**Directive**
Without the pictures, can you quote each line below exactly?

————————

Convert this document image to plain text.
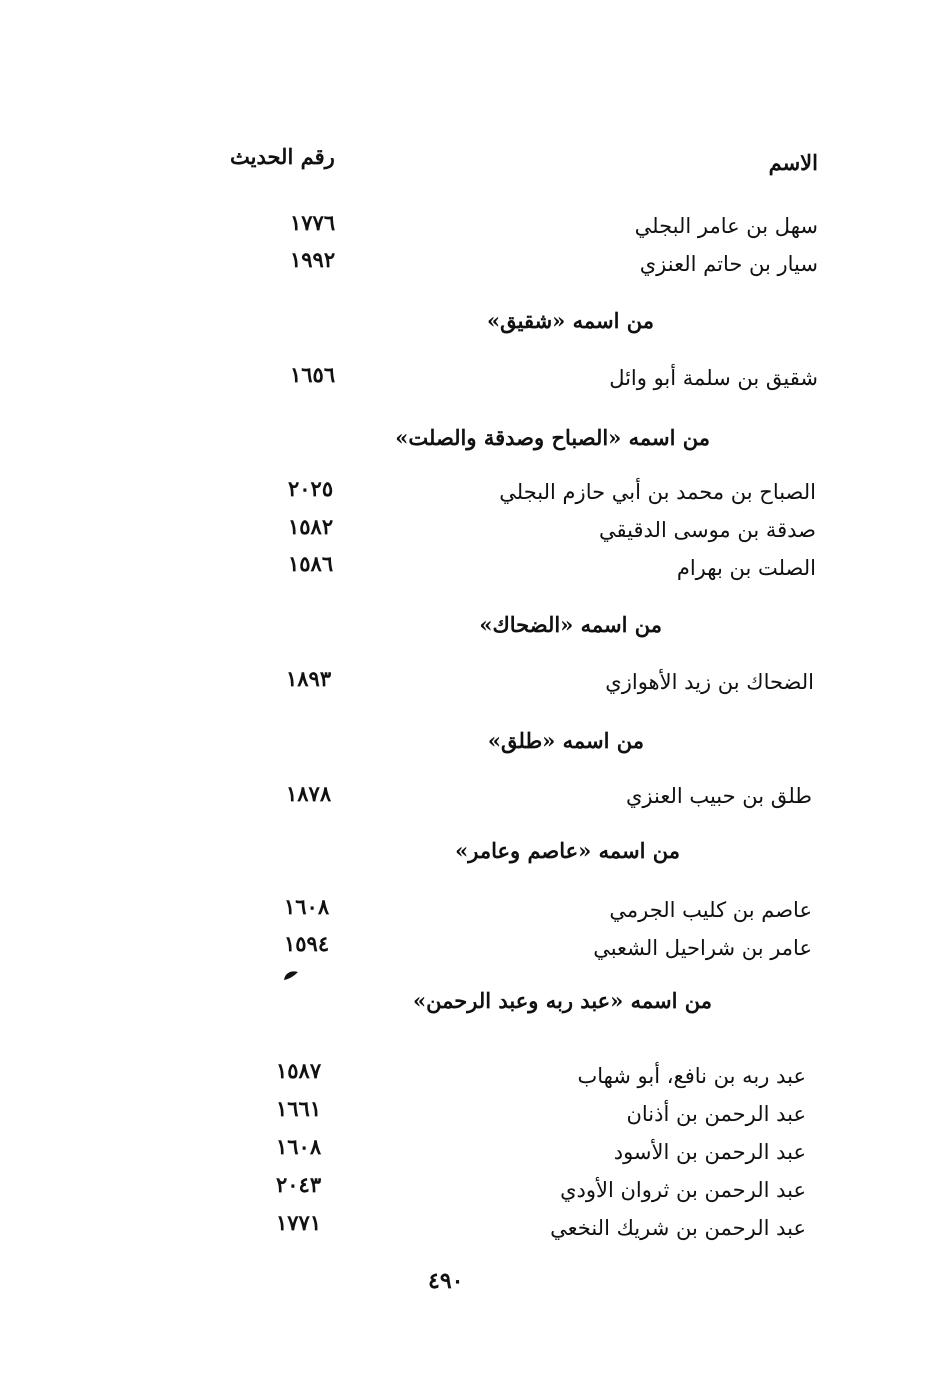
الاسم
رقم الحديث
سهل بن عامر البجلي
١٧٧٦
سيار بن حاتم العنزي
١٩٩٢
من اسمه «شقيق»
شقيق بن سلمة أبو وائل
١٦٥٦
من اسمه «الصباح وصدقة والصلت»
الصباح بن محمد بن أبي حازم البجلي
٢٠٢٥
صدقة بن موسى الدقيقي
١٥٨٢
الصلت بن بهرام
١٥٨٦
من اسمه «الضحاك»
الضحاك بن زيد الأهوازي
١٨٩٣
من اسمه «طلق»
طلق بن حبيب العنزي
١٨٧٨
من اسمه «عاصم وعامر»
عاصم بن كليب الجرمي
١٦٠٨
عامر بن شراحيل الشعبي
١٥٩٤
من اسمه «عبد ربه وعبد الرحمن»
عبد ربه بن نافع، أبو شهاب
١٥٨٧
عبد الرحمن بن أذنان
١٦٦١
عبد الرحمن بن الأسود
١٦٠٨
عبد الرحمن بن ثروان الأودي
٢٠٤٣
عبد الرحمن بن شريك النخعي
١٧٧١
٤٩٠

————————

**The output**
Convert this document image to plain text.
الاسم
رقم الحديث
سهل بن عامر البجلي
١٧٧٦
سيار بن حاتم العنزي
١٩٩٢
من اسمه «شقيق»
شقيق بن سلمة أبو وائل
١٦٥٦
من اسمه «الصباح وصدقة والصلت»
الصباح بن محمد بن أبي حازم البجلي
٢٠٢٥
صدقة بن موسى الدقيقي
١٥٨٢
الصلت بن بهرام
١٥٨٦
من اسمه «الضحاك»
الضحاك بن زيد الأهوازي
١٨٩٣
من اسمه «طلق»
طلق بن حبيب العنزي
١٨٧٨
من اسمه «عاصم وعامر»
عاصم بن كليب الجرمي
١٦٠٨
عامر بن شراحيل الشعبي
١٥٩٤
من اسمه «عبد ربه وعبد الرحمن»
عبد ربه بن نافع، أبو شهاب
١٥٨٧
عبد الرحمن بن أذنان
١٦٦١
عبد الرحمن بن الأسود
١٦٠٨
عبد الرحمن بن ثروان الأودي
٢٠٤٣
عبد الرحمن بن شريك النخعي
١٧٧١
٤٩٠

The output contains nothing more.